Short problem:
Output all of the records exactly as written.

Dataset rows:
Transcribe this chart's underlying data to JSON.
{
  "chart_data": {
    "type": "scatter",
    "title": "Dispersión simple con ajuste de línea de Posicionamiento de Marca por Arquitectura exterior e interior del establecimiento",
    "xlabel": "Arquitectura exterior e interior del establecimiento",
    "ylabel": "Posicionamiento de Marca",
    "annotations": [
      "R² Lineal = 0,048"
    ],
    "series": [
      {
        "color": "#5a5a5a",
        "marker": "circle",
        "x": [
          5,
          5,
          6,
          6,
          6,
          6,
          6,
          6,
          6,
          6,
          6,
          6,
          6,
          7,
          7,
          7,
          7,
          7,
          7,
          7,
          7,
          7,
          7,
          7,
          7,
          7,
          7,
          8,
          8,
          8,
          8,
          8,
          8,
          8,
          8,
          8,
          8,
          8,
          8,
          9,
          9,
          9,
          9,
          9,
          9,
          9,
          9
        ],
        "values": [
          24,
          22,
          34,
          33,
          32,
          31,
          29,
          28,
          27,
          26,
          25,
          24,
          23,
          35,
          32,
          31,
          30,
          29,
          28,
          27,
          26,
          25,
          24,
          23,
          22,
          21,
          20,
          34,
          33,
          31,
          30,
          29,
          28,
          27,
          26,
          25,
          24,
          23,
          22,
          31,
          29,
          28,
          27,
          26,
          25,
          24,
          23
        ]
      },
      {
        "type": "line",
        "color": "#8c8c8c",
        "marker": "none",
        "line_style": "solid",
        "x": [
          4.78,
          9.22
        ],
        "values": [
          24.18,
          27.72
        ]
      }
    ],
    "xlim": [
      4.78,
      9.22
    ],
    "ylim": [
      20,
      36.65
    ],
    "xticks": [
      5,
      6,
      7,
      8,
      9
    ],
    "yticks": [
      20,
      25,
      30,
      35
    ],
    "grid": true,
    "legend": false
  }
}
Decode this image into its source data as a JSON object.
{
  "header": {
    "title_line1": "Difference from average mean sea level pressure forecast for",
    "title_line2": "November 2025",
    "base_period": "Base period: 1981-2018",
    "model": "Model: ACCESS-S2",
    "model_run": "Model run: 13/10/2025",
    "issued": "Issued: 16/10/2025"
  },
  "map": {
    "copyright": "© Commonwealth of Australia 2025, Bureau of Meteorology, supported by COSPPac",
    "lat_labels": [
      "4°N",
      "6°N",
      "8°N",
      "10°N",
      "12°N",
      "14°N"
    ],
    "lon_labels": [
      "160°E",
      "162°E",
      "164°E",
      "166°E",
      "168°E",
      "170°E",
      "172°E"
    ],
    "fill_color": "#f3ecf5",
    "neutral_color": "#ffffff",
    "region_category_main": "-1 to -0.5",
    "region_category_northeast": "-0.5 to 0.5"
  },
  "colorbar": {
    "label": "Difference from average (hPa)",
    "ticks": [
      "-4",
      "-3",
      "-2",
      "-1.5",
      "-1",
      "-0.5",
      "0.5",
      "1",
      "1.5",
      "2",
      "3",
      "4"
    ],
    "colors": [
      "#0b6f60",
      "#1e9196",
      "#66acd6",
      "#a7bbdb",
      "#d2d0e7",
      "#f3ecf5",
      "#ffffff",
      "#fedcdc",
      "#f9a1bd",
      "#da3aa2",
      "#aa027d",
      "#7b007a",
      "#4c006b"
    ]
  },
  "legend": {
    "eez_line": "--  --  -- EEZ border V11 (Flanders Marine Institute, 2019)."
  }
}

Written reply:
Transcribe this chart's underlying data to JSON.
{
  "chart_data": {
    "type": "scatter",
    "title": "Dispersión simple con ajuste de línea de Posicionamiento de Marca por Arquitectura exterior e interior del establecimiento",
    "xlabel": "Arquitectura exterior e interior del establecimiento",
    "ylabel": "Posicionamiento de Marca",
    "annotations": [
      "R² Lineal = 0,048"
    ],
    "series": [
      {
        "color": "#5a5a5a",
        "marker": "circle",
        "x": [
          5,
          5,
          6,
          6,
          6,
          6,
          6,
          6,
          6,
          6,
          6,
          6,
          6,
          7,
          7,
          7,
          7,
          7,
          7,
          7,
          7,
          7,
          7,
          7,
          7,
          7,
          7,
          8,
          8,
          8,
          8,
          8,
          8,
          8,
          8,
          8,
          8,
          8,
          8,
          9,
          9,
          9,
          9,
          9,
          9,
          9,
          9
        ],
        "values": [
          24,
          22,
          34,
          33,
          32,
          31,
          29,
          28,
          27,
          26,
          25,
          24,
          23,
          35,
          32,
          31,
          30,
          29,
          28,
          27,
          26,
          25,
          24,
          23,
          22,
          21,
          20,
          34,
          33,
          31,
          30,
          29,
          28,
          27,
          26,
          25,
          24,
          23,
          22,
          31,
          29,
          28,
          27,
          26,
          25,
          24,
          23
        ]
      },
      {
        "type": "line",
        "color": "#8c8c8c",
        "marker": "none",
        "line_style": "solid",
        "x": [
          4.78,
          9.22
        ],
        "values": [
          24.18,
          27.72
        ]
      }
    ],
    "xlim": [
      4.78,
      9.22
    ],
    "ylim": [
      20,
      36.65
    ],
    "xticks": [
      5,
      6,
      7,
      8,
      9
    ],
    "yticks": [
      20,
      25,
      30,
      35
    ],
    "grid": true,
    "legend": false
  }
}
Decode this image into its source data as a JSON object.
{
  "header": {
    "title_line1": "Difference from average mean sea level pressure forecast for",
    "title_line2": "November 2025",
    "base_period": "Base period: 1981-2018",
    "model": "Model: ACCESS-S2",
    "model_run": "Model run: 13/10/2025",
    "issued": "Issued: 16/10/2025"
  },
  "map": {
    "copyright": "© Commonwealth of Australia 2025, Bureau of Meteorology, supported by COSPPac",
    "lat_labels": [
      "4°N",
      "6°N",
      "8°N",
      "10°N",
      "12°N",
      "14°N"
    ],
    "lon_labels": [
      "160°E",
      "162°E",
      "164°E",
      "166°E",
      "168°E",
      "170°E",
      "172°E"
    ],
    "fill_color": "#f3ecf5",
    "neutral_color": "#ffffff",
    "region_category_main": "-1 to -0.5",
    "region_category_northeast": "-0.5 to 0.5"
  },
  "colorbar": {
    "label": "Difference from average (hPa)",
    "ticks": [
      "-4",
      "-3",
      "-2",
      "-1.5",
      "-1",
      "-0.5",
      "0.5",
      "1",
      "1.5",
      "2",
      "3",
      "4"
    ],
    "colors": [
      "#0b6f60",
      "#1e9196",
      "#66acd6",
      "#a7bbdb",
      "#d2d0e7",
      "#f3ecf5",
      "#ffffff",
      "#fedcdc",
      "#f9a1bd",
      "#da3aa2",
      "#aa027d",
      "#7b007a",
      "#4c006b"
    ]
  },
  "legend": {
    "eez_line": "--  --  -- EEZ border V11 (Flanders Marine Institute, 2019)."
  }
}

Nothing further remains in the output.